### [BRIEF]
Every line below that mentions the word "лекарственных" should be copied out.

* start *

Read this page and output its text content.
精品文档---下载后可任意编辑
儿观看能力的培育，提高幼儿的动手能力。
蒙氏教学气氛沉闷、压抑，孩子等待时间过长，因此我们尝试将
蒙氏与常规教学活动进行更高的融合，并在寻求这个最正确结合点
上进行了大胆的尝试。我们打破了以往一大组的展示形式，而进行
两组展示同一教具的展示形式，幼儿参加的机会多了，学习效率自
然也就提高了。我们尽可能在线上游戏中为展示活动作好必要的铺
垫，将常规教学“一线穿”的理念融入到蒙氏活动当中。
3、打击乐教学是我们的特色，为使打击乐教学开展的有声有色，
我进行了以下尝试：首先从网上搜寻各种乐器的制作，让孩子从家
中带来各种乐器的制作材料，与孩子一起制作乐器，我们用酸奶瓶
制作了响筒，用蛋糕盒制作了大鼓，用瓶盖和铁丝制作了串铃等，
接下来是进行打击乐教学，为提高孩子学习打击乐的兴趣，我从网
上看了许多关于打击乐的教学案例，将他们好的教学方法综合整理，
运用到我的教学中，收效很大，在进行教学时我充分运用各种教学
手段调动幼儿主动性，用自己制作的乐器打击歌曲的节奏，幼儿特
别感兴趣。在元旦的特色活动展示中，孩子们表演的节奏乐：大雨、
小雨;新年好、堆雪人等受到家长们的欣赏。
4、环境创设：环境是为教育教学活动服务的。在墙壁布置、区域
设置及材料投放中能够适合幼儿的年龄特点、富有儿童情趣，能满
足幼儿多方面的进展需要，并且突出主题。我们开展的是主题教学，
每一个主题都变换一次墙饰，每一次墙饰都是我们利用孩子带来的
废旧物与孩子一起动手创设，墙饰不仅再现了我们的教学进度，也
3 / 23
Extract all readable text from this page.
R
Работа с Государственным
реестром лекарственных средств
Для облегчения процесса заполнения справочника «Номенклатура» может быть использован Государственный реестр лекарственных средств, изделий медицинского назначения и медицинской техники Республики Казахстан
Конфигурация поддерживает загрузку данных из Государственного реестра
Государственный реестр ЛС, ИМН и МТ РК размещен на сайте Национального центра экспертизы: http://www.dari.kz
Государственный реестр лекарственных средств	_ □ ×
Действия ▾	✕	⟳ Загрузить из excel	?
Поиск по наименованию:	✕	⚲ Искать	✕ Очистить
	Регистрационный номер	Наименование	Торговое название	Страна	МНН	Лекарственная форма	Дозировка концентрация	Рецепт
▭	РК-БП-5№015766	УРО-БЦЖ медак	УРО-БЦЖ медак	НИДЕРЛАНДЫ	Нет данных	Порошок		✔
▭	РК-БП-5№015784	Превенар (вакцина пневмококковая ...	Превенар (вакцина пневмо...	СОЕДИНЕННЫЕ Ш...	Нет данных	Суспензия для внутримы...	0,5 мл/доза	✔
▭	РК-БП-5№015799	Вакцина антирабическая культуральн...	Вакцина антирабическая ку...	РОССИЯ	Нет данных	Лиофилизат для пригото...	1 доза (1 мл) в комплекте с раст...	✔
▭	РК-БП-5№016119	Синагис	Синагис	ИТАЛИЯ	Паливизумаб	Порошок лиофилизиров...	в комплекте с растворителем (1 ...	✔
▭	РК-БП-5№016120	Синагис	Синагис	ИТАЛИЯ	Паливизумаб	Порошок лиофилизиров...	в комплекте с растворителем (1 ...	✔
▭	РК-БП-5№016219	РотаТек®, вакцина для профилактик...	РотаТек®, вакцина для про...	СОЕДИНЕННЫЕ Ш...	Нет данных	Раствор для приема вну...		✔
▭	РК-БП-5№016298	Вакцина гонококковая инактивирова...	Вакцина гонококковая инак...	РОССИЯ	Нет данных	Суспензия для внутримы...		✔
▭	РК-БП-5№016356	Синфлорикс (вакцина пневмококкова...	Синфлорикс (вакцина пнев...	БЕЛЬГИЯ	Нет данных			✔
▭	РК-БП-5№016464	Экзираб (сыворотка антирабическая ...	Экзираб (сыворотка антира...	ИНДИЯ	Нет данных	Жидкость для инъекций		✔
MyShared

* end *

### [TASK OUTPUT]
реестром лекарственных средств
Для облегчения процесса заполнения справочника «Номенклатура» может быть использован Государственный реестр лекарственных средств, изделий медицинского назначения и медицинской техники Республики Казахстан
Государственный реестр лекарственных средств	_ □ ×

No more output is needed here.